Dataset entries
= = =

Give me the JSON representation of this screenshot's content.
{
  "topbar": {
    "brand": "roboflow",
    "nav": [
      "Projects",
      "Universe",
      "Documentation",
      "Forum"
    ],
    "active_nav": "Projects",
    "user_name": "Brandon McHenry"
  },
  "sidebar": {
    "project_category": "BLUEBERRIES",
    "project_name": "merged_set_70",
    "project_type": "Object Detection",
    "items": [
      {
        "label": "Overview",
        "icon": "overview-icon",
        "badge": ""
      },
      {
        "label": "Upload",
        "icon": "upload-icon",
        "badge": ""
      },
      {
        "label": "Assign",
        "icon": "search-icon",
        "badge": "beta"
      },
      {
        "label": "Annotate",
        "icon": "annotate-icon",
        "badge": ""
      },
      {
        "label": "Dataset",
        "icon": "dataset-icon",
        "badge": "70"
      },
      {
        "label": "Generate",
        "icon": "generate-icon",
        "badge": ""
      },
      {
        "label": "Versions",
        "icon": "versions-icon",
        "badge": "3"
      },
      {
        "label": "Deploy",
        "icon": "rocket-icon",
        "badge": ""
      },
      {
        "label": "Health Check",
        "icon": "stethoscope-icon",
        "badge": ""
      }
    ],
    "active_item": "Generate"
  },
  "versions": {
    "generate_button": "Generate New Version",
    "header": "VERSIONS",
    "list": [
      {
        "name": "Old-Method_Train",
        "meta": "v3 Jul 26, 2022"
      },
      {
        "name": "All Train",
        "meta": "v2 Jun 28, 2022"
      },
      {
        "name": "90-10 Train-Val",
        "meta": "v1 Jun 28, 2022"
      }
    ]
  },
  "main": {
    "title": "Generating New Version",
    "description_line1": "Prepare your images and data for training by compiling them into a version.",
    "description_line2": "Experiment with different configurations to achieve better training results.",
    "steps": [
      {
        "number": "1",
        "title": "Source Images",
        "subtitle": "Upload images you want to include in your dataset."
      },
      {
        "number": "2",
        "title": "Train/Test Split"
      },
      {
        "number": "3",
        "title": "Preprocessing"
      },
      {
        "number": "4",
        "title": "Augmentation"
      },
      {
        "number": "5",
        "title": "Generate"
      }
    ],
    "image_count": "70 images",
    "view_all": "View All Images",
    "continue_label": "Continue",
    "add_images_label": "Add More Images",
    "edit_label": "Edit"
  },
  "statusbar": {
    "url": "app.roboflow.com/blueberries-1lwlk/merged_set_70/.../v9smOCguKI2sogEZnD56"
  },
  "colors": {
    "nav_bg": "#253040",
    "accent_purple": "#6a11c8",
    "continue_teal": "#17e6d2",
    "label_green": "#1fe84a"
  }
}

= = =

§ **What the task asks**: Say how many lines above contain the string "roboflow". Answer with the number only.

§ **Output of the task**: 2